Figure contents as structured data
▼
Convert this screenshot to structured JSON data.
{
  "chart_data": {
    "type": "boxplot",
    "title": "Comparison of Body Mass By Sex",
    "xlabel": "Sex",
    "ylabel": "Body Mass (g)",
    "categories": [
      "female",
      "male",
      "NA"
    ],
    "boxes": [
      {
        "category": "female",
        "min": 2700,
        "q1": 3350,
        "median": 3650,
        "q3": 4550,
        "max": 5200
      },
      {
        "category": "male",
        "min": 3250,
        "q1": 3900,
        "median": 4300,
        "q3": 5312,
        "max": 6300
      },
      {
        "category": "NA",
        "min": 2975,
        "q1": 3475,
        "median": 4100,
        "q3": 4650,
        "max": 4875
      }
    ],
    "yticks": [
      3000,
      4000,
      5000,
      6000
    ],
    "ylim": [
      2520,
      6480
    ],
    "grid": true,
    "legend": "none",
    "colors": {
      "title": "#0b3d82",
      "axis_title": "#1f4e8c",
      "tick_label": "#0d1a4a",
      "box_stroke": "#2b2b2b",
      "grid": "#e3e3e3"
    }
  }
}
▲
▼
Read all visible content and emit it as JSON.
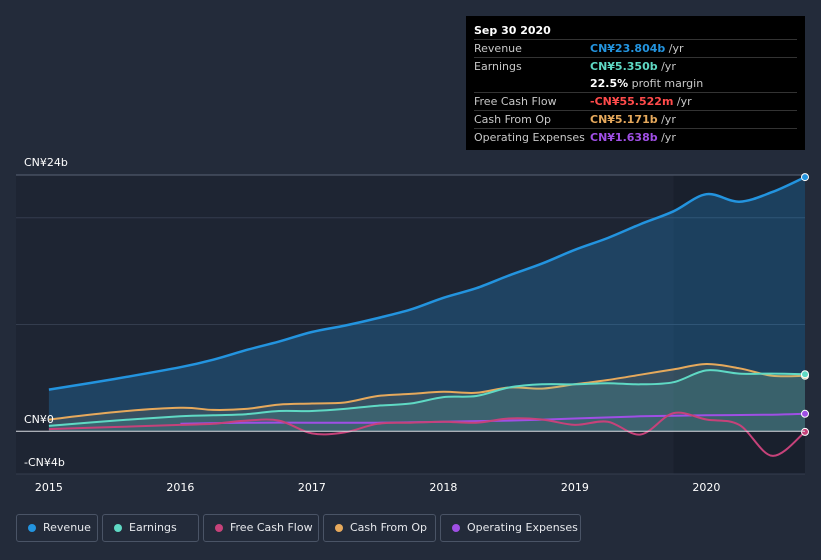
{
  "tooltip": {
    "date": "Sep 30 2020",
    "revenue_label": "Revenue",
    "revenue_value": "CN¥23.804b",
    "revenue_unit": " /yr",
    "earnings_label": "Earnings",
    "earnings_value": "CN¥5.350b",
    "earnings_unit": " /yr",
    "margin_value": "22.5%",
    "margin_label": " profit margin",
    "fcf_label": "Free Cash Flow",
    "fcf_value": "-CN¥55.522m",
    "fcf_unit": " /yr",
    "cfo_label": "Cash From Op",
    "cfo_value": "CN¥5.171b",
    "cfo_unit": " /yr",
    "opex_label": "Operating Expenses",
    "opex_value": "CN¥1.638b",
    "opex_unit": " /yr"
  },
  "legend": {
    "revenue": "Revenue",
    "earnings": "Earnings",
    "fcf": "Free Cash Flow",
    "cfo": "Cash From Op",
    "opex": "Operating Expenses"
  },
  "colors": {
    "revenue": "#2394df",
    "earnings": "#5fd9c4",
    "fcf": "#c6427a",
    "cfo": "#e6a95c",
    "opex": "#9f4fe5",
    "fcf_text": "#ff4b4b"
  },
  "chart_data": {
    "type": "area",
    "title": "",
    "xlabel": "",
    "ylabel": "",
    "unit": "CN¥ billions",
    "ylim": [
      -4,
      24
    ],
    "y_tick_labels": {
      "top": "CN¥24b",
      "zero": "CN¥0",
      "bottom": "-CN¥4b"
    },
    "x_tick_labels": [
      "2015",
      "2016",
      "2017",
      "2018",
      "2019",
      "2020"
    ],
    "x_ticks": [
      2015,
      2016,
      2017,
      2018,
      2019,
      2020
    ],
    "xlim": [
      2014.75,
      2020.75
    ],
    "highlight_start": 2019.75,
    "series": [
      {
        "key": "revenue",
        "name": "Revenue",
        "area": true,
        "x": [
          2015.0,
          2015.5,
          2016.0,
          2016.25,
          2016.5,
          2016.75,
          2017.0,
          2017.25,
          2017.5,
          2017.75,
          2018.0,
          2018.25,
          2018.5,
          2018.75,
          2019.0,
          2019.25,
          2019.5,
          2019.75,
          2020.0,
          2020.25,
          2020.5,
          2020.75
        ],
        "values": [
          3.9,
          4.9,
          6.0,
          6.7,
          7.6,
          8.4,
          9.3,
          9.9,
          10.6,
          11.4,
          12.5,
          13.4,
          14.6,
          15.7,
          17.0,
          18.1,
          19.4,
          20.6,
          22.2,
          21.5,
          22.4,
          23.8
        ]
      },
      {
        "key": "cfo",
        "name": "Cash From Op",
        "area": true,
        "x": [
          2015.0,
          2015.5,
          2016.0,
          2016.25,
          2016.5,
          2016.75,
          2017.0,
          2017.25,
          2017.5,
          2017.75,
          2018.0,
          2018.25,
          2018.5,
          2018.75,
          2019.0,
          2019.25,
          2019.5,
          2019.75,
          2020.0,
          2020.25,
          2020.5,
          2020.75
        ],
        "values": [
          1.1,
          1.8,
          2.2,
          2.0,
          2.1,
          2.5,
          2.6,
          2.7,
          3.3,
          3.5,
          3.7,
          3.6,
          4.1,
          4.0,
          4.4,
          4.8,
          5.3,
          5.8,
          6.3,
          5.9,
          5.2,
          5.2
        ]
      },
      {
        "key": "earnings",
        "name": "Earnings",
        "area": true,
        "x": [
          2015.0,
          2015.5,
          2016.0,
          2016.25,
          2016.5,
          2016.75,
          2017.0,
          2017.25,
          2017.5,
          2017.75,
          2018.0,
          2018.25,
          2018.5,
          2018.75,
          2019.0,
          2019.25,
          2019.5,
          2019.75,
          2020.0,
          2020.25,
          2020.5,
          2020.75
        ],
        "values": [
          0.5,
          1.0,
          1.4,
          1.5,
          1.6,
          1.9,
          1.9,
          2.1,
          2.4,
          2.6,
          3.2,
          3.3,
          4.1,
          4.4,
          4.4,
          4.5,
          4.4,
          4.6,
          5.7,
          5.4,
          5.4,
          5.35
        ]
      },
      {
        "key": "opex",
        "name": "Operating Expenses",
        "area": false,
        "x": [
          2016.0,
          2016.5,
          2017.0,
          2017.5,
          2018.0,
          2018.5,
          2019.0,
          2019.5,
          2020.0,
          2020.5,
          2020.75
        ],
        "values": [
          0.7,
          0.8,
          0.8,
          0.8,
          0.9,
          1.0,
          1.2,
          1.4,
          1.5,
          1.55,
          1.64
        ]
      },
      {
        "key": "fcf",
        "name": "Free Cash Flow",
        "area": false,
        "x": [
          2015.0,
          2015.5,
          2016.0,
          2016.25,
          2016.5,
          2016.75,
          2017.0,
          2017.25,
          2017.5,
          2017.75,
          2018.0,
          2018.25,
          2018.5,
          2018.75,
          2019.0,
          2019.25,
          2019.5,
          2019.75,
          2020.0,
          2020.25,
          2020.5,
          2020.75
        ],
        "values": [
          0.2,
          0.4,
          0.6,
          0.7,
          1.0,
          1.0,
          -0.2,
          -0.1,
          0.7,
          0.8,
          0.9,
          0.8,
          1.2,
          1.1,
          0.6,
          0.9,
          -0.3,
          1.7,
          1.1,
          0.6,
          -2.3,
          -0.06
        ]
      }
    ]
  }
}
▲
Copy every line that contains the string "Body".

    "title": "Comparison of Body Mass By Sex",
    "ylabel": "Body Mass (g)",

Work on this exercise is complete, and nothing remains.